>> Begin

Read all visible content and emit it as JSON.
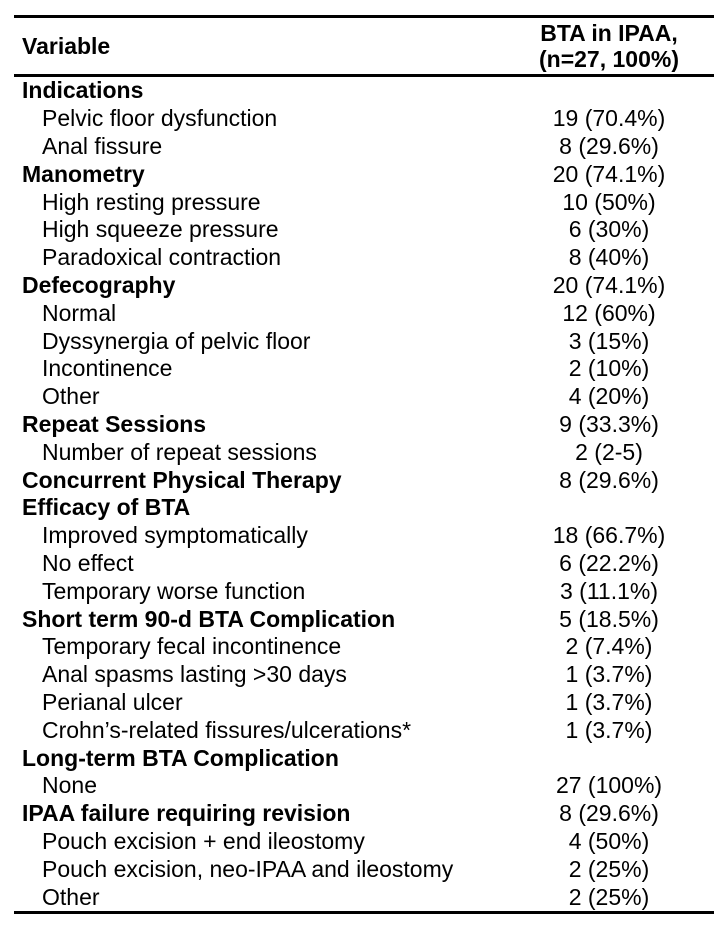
{
  "colors": {
    "text": "#000000",
    "background": "#ffffff",
    "rule": "#000000"
  },
  "table": {
    "header": {
      "variable": "Variable",
      "value_line1": "BTA in IPAA,",
      "value_line2": "(n=27, 100%)"
    },
    "rows": [
      {
        "label": "Indications",
        "value": "",
        "bold": true,
        "indent": false
      },
      {
        "label": "Pelvic floor dysfunction",
        "value": "19 (70.4%)",
        "bold": false,
        "indent": true
      },
      {
        "label": "Anal fissure",
        "value": "8 (29.6%)",
        "bold": false,
        "indent": true
      },
      {
        "label": "Manometry",
        "value": "20 (74.1%)",
        "bold": true,
        "indent": false
      },
      {
        "label": "High resting pressure",
        "value": "10 (50%)",
        "bold": false,
        "indent": true
      },
      {
        "label": "High squeeze pressure",
        "value": "6 (30%)",
        "bold": false,
        "indent": true
      },
      {
        "label": "Paradoxical contraction",
        "value": "8 (40%)",
        "bold": false,
        "indent": true
      },
      {
        "label": "Defecography",
        "value": "20 (74.1%)",
        "bold": true,
        "indent": false
      },
      {
        "label": "Normal",
        "value": "12 (60%)",
        "bold": false,
        "indent": true
      },
      {
        "label": "Dyssynergia of pelvic floor",
        "value": "3 (15%)",
        "bold": false,
        "indent": true
      },
      {
        "label": "Incontinence",
        "value": "2 (10%)",
        "bold": false,
        "indent": true
      },
      {
        "label": "Other",
        "value": "4 (20%)",
        "bold": false,
        "indent": true
      },
      {
        "label": "Repeat Sessions",
        "value": "9 (33.3%)",
        "bold": true,
        "indent": false
      },
      {
        "label": "Number of repeat sessions",
        "value": "2 (2-5)",
        "bold": false,
        "indent": true
      },
      {
        "label": "Concurrent Physical Therapy",
        "value": "8 (29.6%)",
        "bold": true,
        "indent": false
      },
      {
        "label": "Efficacy of BTA",
        "value": "",
        "bold": true,
        "indent": false
      },
      {
        "label": "Improved symptomatically",
        "value": "18 (66.7%)",
        "bold": false,
        "indent": true
      },
      {
        "label": "No effect",
        "value": "6 (22.2%)",
        "bold": false,
        "indent": true
      },
      {
        "label": "Temporary worse function",
        "value": "3 (11.1%)",
        "bold": false,
        "indent": true
      },
      {
        "label": "Short term 90-d BTA Complication",
        "value": "5 (18.5%)",
        "bold": true,
        "indent": false
      },
      {
        "label": "Temporary fecal incontinence",
        "value": "2 (7.4%)",
        "bold": false,
        "indent": true
      },
      {
        "label": "Anal spasms lasting >30 days",
        "value": "1 (3.7%)",
        "bold": false,
        "indent": true
      },
      {
        "label": "Perianal ulcer",
        "value": "1 (3.7%)",
        "bold": false,
        "indent": true
      },
      {
        "label": "Crohn’s-related fissures/ulcerations*",
        "value": "1 (3.7%)",
        "bold": false,
        "indent": true
      },
      {
        "label": "Long-term BTA Complication",
        "value": "",
        "bold": true,
        "indent": false
      },
      {
        "label": "None",
        "value": "27 (100%)",
        "bold": false,
        "indent": true
      },
      {
        "label": "IPAA failure requiring revision",
        "value": "8 (29.6%)",
        "bold": true,
        "indent": false
      },
      {
        "label": "Pouch excision + end ileostomy",
        "value": "4 (50%)",
        "bold": false,
        "indent": true
      },
      {
        "label": "Pouch excision, neo-IPAA and ileostomy",
        "value": "2 (25%)",
        "bold": false,
        "indent": true
      },
      {
        "label": "Other",
        "value": "2 (25%)",
        "bold": false,
        "indent": true
      }
    ]
  }
}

>> End

## GOAL OF THE EXERCISE
Copy each line of the records precisely and drop any images they hold.

## THE REPLY
Read all visible content and emit it as JSON.
{
  "colors": {
    "text": "#000000",
    "background": "#ffffff",
    "rule": "#000000"
  },
  "table": {
    "header": {
      "variable": "Variable",
      "value_line1": "BTA in IPAA,",
      "value_line2": "(n=27, 100%)"
    },
    "rows": [
      {
        "label": "Indications",
        "value": "",
        "bold": true,
        "indent": false
      },
      {
        "label": "Pelvic floor dysfunction",
        "value": "19 (70.4%)",
        "bold": false,
        "indent": true
      },
      {
        "label": "Anal fissure",
        "value": "8 (29.6%)",
        "bold": false,
        "indent": true
      },
      {
        "label": "Manometry",
        "value": "20 (74.1%)",
        "bold": true,
        "indent": false
      },
      {
        "label": "High resting pressure",
        "value": "10 (50%)",
        "bold": false,
        "indent": true
      },
      {
        "label": "High squeeze pressure",
        "value": "6 (30%)",
        "bold": false,
        "indent": true
      },
      {
        "label": "Paradoxical contraction",
        "value": "8 (40%)",
        "bold": false,
        "indent": true
      },
      {
        "label": "Defecography",
        "value": "20 (74.1%)",
        "bold": true,
        "indent": false
      },
      {
        "label": "Normal",
        "value": "12 (60%)",
        "bold": false,
        "indent": true
      },
      {
        "label": "Dyssynergia of pelvic floor",
        "value": "3 (15%)",
        "bold": false,
        "indent": true
      },
      {
        "label": "Incontinence",
        "value": "2 (10%)",
        "bold": false,
        "indent": true
      },
      {
        "label": "Other",
        "value": "4 (20%)",
        "bold": false,
        "indent": true
      },
      {
        "label": "Repeat Sessions",
        "value": "9 (33.3%)",
        "bold": true,
        "indent": false
      },
      {
        "label": "Number of repeat sessions",
        "value": "2 (2-5)",
        "bold": false,
        "indent": true
      },
      {
        "label": "Concurrent Physical Therapy",
        "value": "8 (29.6%)",
        "bold": true,
        "indent": false
      },
      {
        "label": "Efficacy of BTA",
        "value": "",
        "bold": true,
        "indent": false
      },
      {
        "label": "Improved symptomatically",
        "value": "18 (66.7%)",
        "bold": false,
        "indent": true
      },
      {
        "label": "No effect",
        "value": "6 (22.2%)",
        "bold": false,
        "indent": true
      },
      {
        "label": "Temporary worse function",
        "value": "3 (11.1%)",
        "bold": false,
        "indent": true
      },
      {
        "label": "Short term 90-d BTA Complication",
        "value": "5 (18.5%)",
        "bold": true,
        "indent": false
      },
      {
        "label": "Temporary fecal incontinence",
        "value": "2 (7.4%)",
        "bold": false,
        "indent": true
      },
      {
        "label": "Anal spasms lasting >30 days",
        "value": "1 (3.7%)",
        "bold": false,
        "indent": true
      },
      {
        "label": "Perianal ulcer",
        "value": "1 (3.7%)",
        "bold": false,
        "indent": true
      },
      {
        "label": "Crohn’s-related fissures/ulcerations*",
        "value": "1 (3.7%)",
        "bold": false,
        "indent": true
      },
      {
        "label": "Long-term BTA Complication",
        "value": "",
        "bold": true,
        "indent": false
      },
      {
        "label": "None",
        "value": "27 (100%)",
        "bold": false,
        "indent": true
      },
      {
        "label": "IPAA failure requiring revision",
        "value": "8 (29.6%)",
        "bold": true,
        "indent": false
      },
      {
        "label": "Pouch excision + end ileostomy",
        "value": "4 (50%)",
        "bold": false,
        "indent": true
      },
      {
        "label": "Pouch excision, neo-IPAA and ileostomy",
        "value": "2 (25%)",
        "bold": false,
        "indent": true
      },
      {
        "label": "Other",
        "value": "2 (25%)",
        "bold": false,
        "indent": true
      }
    ]
  }
}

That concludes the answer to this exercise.